Written request: Reproduce the data exactly and drop any pictures it holds.

=== Data to process ===

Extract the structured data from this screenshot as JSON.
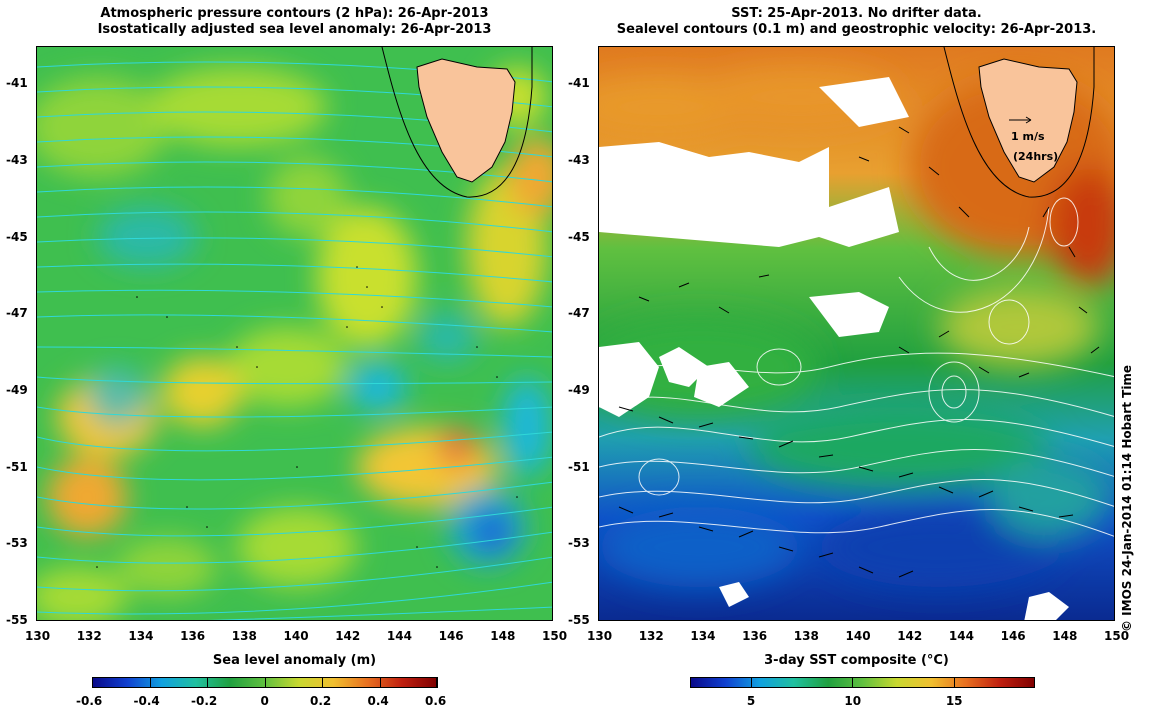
{
  "left_panel": {
    "title_line1": "Atmospheric pressure contours (2 hPa): 26-Apr-2013",
    "title_line2": "Isostatically adjusted sea level anomaly: 26-Apr-2013",
    "xlabel": "Sea level anomaly (m)",
    "colorbar": {
      "ticks": [
        "-0.6",
        "-0.4",
        "-0.2",
        "0",
        "0.2",
        "0.4",
        "0.6"
      ],
      "range": [
        -0.6,
        0.6
      ]
    }
  },
  "right_panel": {
    "title_line1": "SST: 25-Apr-2013. No drifter data.",
    "title_line2": "Sealevel contours (0.1 m) and geostrophic velocity: 26-Apr-2013.",
    "xlabel": "3-day SST composite (°C)",
    "colorbar": {
      "ticks": [
        "5",
        "10",
        "15"
      ],
      "range": [
        2,
        19
      ]
    },
    "velocity_scale": {
      "label": "1 m/s",
      "sublabel": "(24hrs)"
    }
  },
  "map": {
    "lon_ticks": [
      "130",
      "132",
      "134",
      "136",
      "138",
      "140",
      "142",
      "144",
      "146",
      "148",
      "150"
    ],
    "lat_ticks": [
      "-41",
      "-43",
      "-45",
      "-47",
      "-49",
      "-51",
      "-53",
      "-55"
    ],
    "lon_range": [
      130,
      150
    ],
    "lat_range": [
      -55,
      -40
    ]
  },
  "credit": "© IMOS 24-Jan-2014 01:14 Hobart Time",
  "colors": {
    "land": "#f9c49b",
    "pressure_contour": "#30d8d8",
    "sealevel_contour": "#ffffff",
    "missing_data": "#ffffff"
  }
}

===

Solution for this exercise:
Extract the structured data from this screenshot as JSON.
{
  "left_panel": {
    "title_line1": "Atmospheric pressure contours (2 hPa): 26-Apr-2013",
    "title_line2": "Isostatically adjusted sea level anomaly: 26-Apr-2013",
    "xlabel": "Sea level anomaly (m)",
    "colorbar": {
      "ticks": [
        "-0.6",
        "-0.4",
        "-0.2",
        "0",
        "0.2",
        "0.4",
        "0.6"
      ],
      "range": [
        -0.6,
        0.6
      ]
    }
  },
  "right_panel": {
    "title_line1": "SST: 25-Apr-2013. No drifter data.",
    "title_line2": "Sealevel contours (0.1 m) and geostrophic velocity: 26-Apr-2013.",
    "xlabel": "3-day SST composite (°C)",
    "colorbar": {
      "ticks": [
        "5",
        "10",
        "15"
      ],
      "range": [
        2,
        19
      ]
    },
    "velocity_scale": {
      "label": "1 m/s",
      "sublabel": "(24hrs)"
    }
  },
  "map": {
    "lon_ticks": [
      "130",
      "132",
      "134",
      "136",
      "138",
      "140",
      "142",
      "144",
      "146",
      "148",
      "150"
    ],
    "lat_ticks": [
      "-41",
      "-43",
      "-45",
      "-47",
      "-49",
      "-51",
      "-53",
      "-55"
    ],
    "lon_range": [
      130,
      150
    ],
    "lat_range": [
      -55,
      -40
    ]
  },
  "credit": "© IMOS 24-Jan-2014 01:14 Hobart Time",
  "colors": {
    "land": "#f9c49b",
    "pressure_contour": "#30d8d8",
    "sealevel_contour": "#ffffff",
    "missing_data": "#ffffff"
  }
}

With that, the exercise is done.